**TASK INPUT**
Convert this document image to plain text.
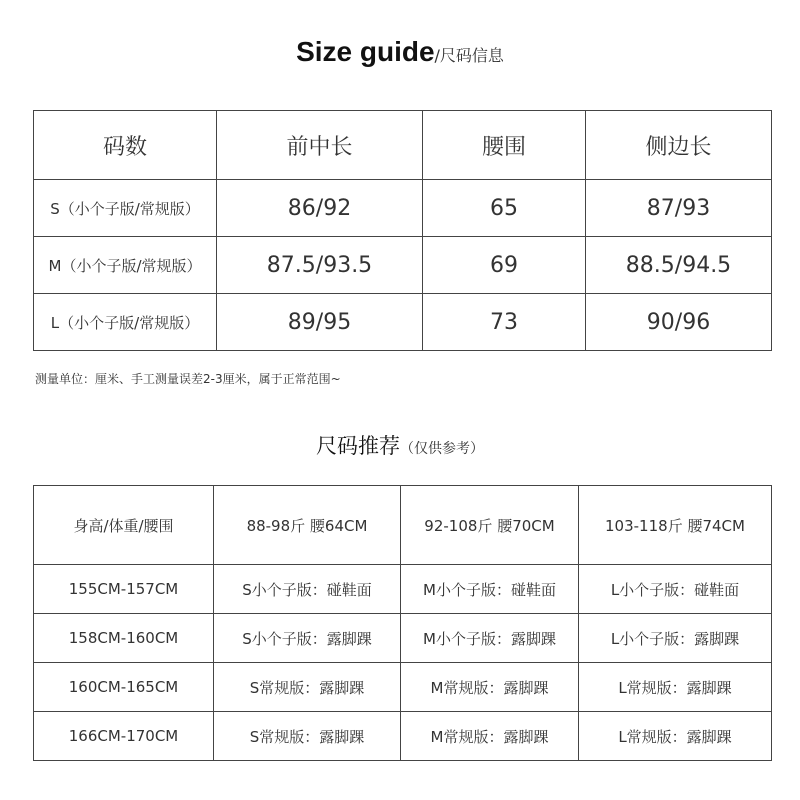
Size guide/尺码信息
码数	前中长	腰围	侧边长
S（小个子版/常规版）	86/92	65	87/93
M（小个子版/常规版）	87.5/93.5	69	88.5/94.5
L（小个子版/常规版）	89/95	73	90/96
测量单位：厘米、手工测量误差2-3厘米，属于正常范围~
尺码推荐（仅供参考）
身高/体重/腰围	88-98斤 腰64CM	92-108斤 腰70CM	103-118斤 腰74CM
155CM-157CM	S小个子版：碰鞋面	M小个子版：碰鞋面	L小个子版：碰鞋面
158CM-160CM	S小个子版：露脚踝	M小个子版：露脚踝	L小个子版：露脚踝
160CM-165CM	S常规版：露脚踝	M常规版：露脚踝	L常规版：露脚踝
166CM-170CM	S常规版：露脚踝	M常规版：露脚踝	L常规版：露脚踝
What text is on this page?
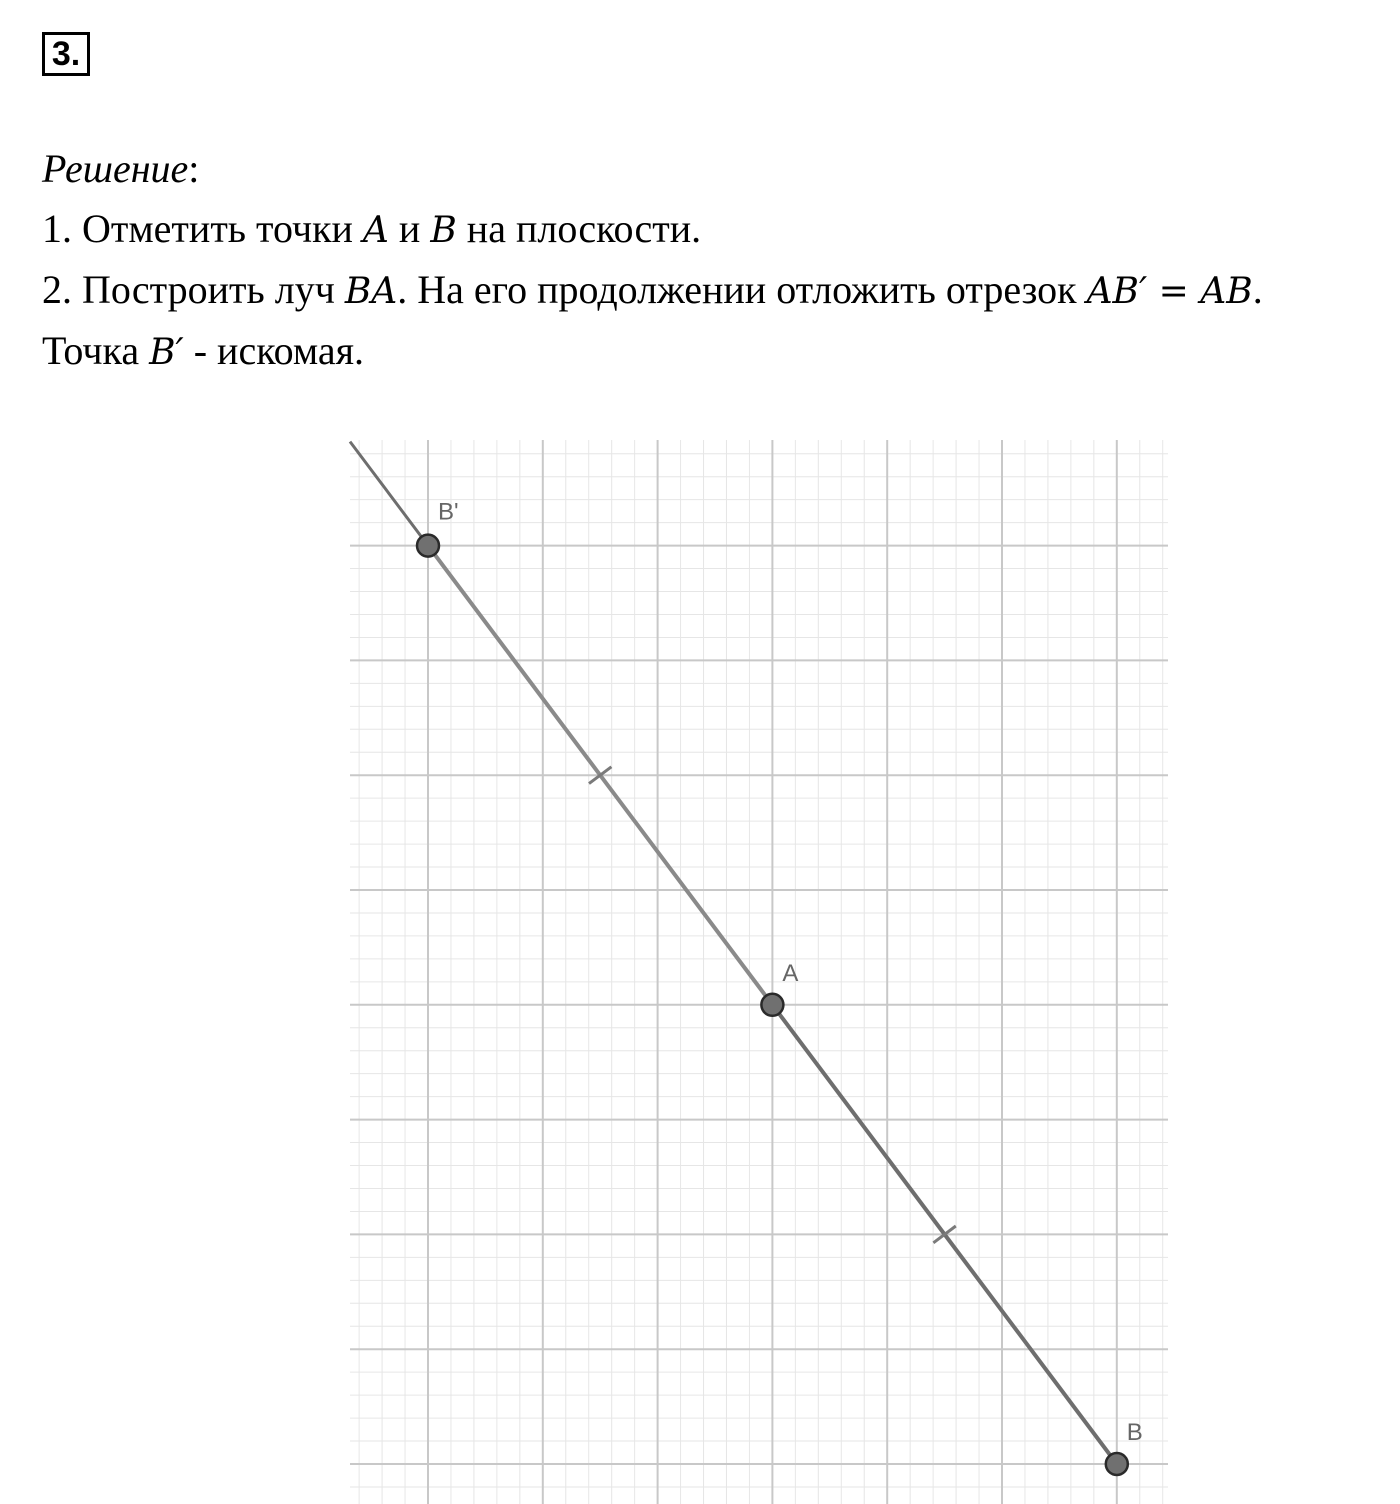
3.
Решение:
1. Отметить точки A и B на плоскости.
2. Построить луч BA. На его продолжении отложить отрезок AB′ = AB.
Точка B′ - искомая.
B'
A
B
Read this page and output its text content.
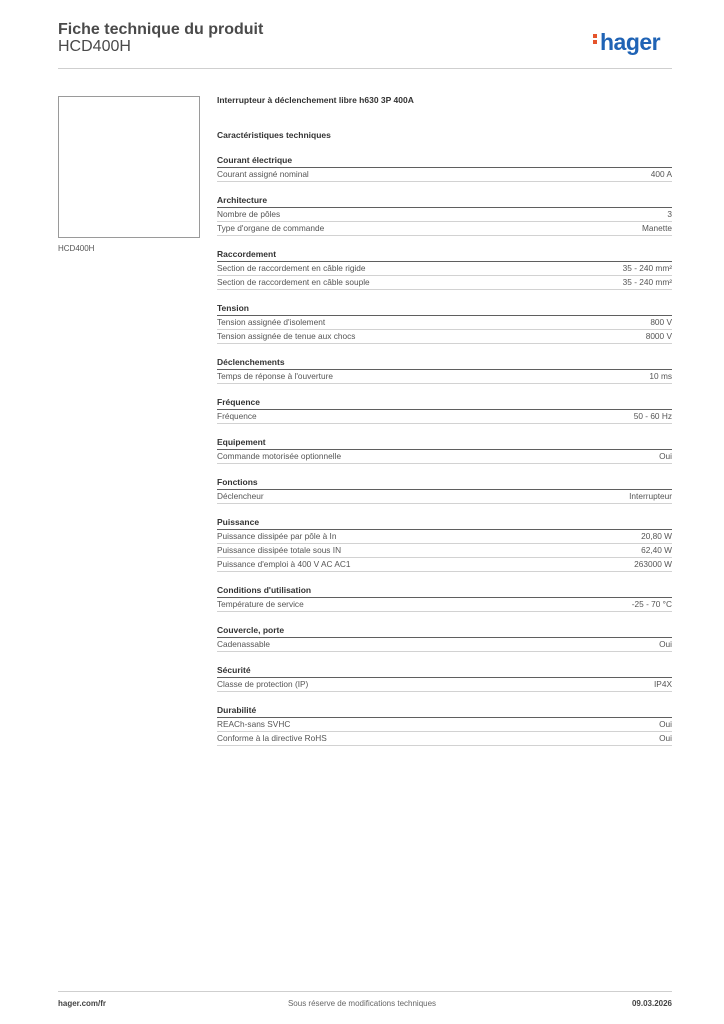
Fiche technique du produit
HCD400H	hager
HCD400H
Interrupteur à déclenchement libre h630 3P 400A
Caractéristiques techniques
Courant électrique
Courant assigné nominal	400 A
Architecture
Nombre de pôles	3
Type d'organe de commande	Manette
Raccordement
Section de raccordement en câble rigide	35 - 240 mm²
Section de raccordement en câble souple	35 - 240 mm²
Tension
Tension assignée d'isolement	800 V
Tension assignée de tenue aux chocs	8000 V
Déclenchements
Temps de réponse à l'ouverture	10 ms
Fréquence
Fréquence	50 - 60 Hz
Equipement
Commande motorisée optionnelle	Oui
Fonctions
Déclencheur	Interrupteur
Puissance
Puissance dissipée par pôle à In	20,80 W
Puissance dissipée totale sous IN	62,40 W
Puissance d'emploi à 400 V AC AC1	263000 W
Conditions d'utilisation
Température de service	-25 - 70 °C
Couvercle, porte
Cadenassable	Oui
Sécurité
Classe de protection (IP)	IP4X
Durabilité
REACh-sans SVHC	Oui
Conforme à la directive RoHS	Oui
hager.com/fr	Sous réserve de modifications techniques	09.03.2026
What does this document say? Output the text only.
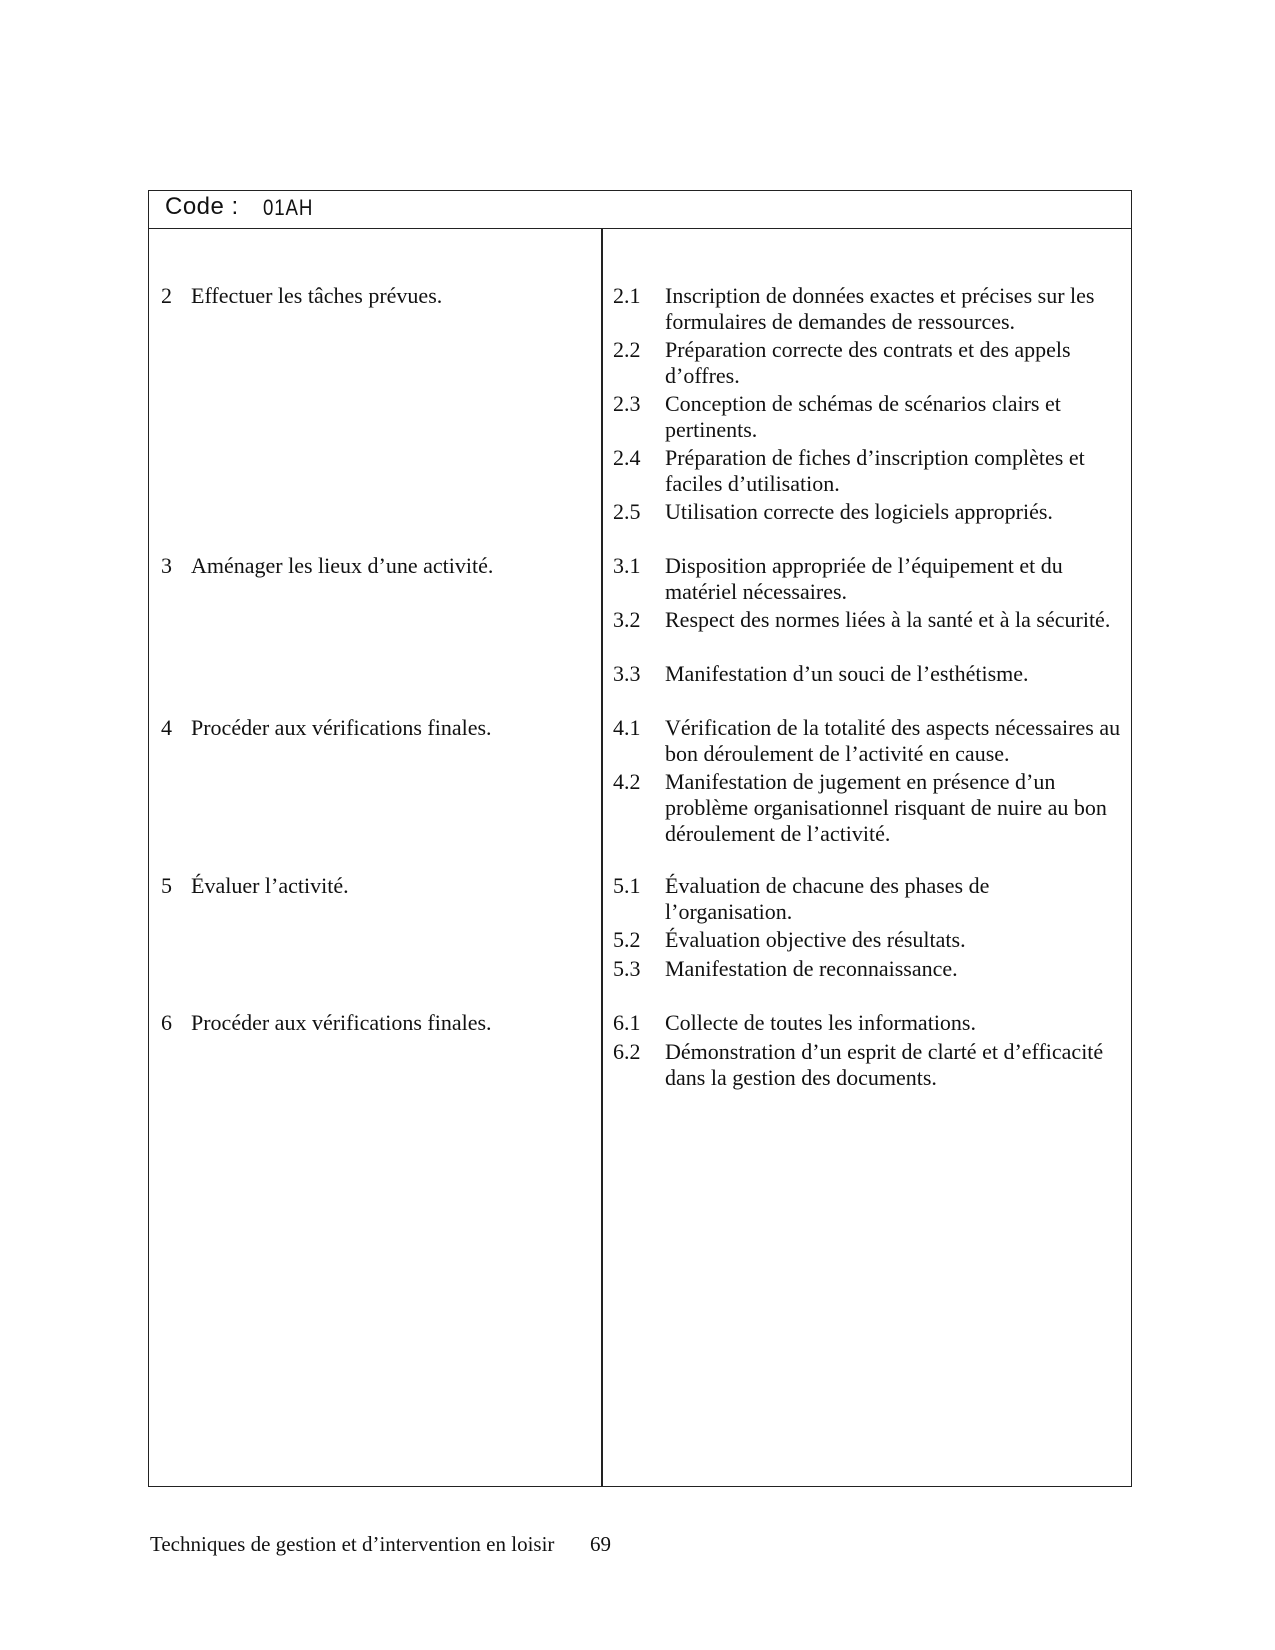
Code : 01AH
2 Effectuer les tâches prévues.
3 Aménager les lieux d’une activité.
4 Procéder aux vérifications finales.
5 Évaluer l’activité.
6 Procéder aux vérifications finales.
2.1 Inscription de données exactes et précises sur les formulaires de demandes de ressources.
2.2 Préparation correcte des contrats et des appels d’offres.
2.3 Conception de schémas de scénarios clairs et pertinents.
2.4 Préparation de fiches d’inscription complètes et faciles d’utilisation.
2.5 Utilisation correcte des logiciels appropriés.
3.1 Disposition appropriée de l’équipement et du matériel nécessaires.
3.2 Respect des normes liées à la santé et à la sécurité.
3.3 Manifestation d’un souci de l’esthétisme.
4.1 Vérification de la totalité des aspects nécessaires au bon déroulement de l’activité en cause.
4.2 Manifestation de jugement en présence d’un problème organisationnel risquant de nuire au bon déroulement de l’activité.
5.1 Évaluation de chacune des phases de l’organisation.
5.2 Évaluation objective des résultats.
5.3 Manifestation de reconnaissance.
6.1 Collecte de toutes les informations.
6.2 Démonstration d’un esprit de clarté et d’efficacité dans la gestion des documents.
Techniques de gestion et d’intervention en loisir 69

**THE TASK**
All of the records need repeating exactly, except for the pictures.

**PROBLEM SOLUTION**
Convert this document image to plain text.
Size guide/尺码信息
码数	前中长	腰围	侧边长
S（小个子版/常规版）	86/92	65	87/93
M（小个子版/常规版）	87.5/93.5	69	88.5/94.5
L（小个子版/常规版）	89/95	73	90/96
测量单位：厘米、手工测量误差2-3厘米，属于正常范围~
尺码推荐（仅供参考）
身高/体重/腰围	88-98斤 腰64CM	92-108斤 腰70CM	103-118斤 腰74CM
155CM-157CM	S小个子版：碰鞋面	M小个子版：碰鞋面	L小个子版：碰鞋面
158CM-160CM	S小个子版：露脚踝	M小个子版：露脚踝	L小个子版：露脚踝
160CM-165CM	S常规版：露脚踝	M常规版：露脚踝	L常规版：露脚踝
166CM-170CM	S常规版：露脚踝	M常规版：露脚踝	L常规版：露脚踝
What text is on this page?
3.
Решение:
1. Отметить точки A и B на плоскости.
2. Построить луч BA. На его продолжении отложить отрезок AB′ = AB.
Точка B′ - искомая.
B'
A
B
Read this page and output its text content.
Fiche technique du produit
HCD400H	hager
HCD400H
Interrupteur à déclenchement libre h630 3P 400A
Caractéristiques techniques
Courant électrique
Courant assigné nominal	400 A
Architecture
Nombre de pôles	3
Type d'organe de commande	Manette
Raccordement
Section de raccordement en câble rigide	35 - 240 mm²
Section de raccordement en câble souple	35 - 240 mm²
Tension
Tension assignée d'isolement	800 V
Tension assignée de tenue aux chocs	8000 V
Déclenchements
Temps de réponse à l'ouverture	10 ms
Fréquence
Fréquence	50 - 60 Hz
Equipement
Commande motorisée optionnelle	Oui
Fonctions
Déclencheur	Interrupteur
Puissance
Puissance dissipée par pôle à In	20,80 W
Puissance dissipée totale sous IN	62,40 W
Puissance d'emploi à 400 V AC AC1	263000 W
Conditions d'utilisation
Température de service	-25 - 70 °C
Couvercle, porte
Cadenassable	Oui
Sécurité
Classe de protection (IP)	IP4X
Durabilité
REACh-sans SVHC	Oui
Conforme à la directive RoHS	Oui
hager.com/fr	Sous réserve de modifications techniques	09.03.2026
What does this document say? Output the text only.
Code : 01AH
2 Effectuer les tâches prévues.
3 Aménager les lieux d’une activité.
4 Procéder aux vérifications finales.
5 Évaluer l’activité.
6 Procéder aux vérifications finales.
2.1 Inscription de données exactes et précises sur les formulaires de demandes de ressources.
2.2 Préparation correcte des contrats et des appels d’offres.
2.3 Conception de schémas de scénarios clairs et pertinents.
2.4 Préparation de fiches d’inscription complètes et faciles d’utilisation.
2.5 Utilisation correcte des logiciels appropriés.
3.1 Disposition appropriée de l’équipement et du matériel nécessaires.
3.2 Respect des normes liées à la santé et à la sécurité.
3.3 Manifestation d’un souci de l’esthétisme.
4.1 Vérification de la totalité des aspects nécessaires au bon déroulement de l’activité en cause.
4.2 Manifestation de jugement en présence d’un problème organisationnel risquant de nuire au bon déroulement de l’activité.
5.1 Évaluation de chacune des phases de l’organisation.
5.2 Évaluation objective des résultats.
5.3 Manifestation de reconnaissance.
6.1 Collecte de toutes les informations.
6.2 Démonstration d’un esprit de clarté et d’efficacité dans la gestion des documents.
Techniques de gestion et d’intervention en loisir 69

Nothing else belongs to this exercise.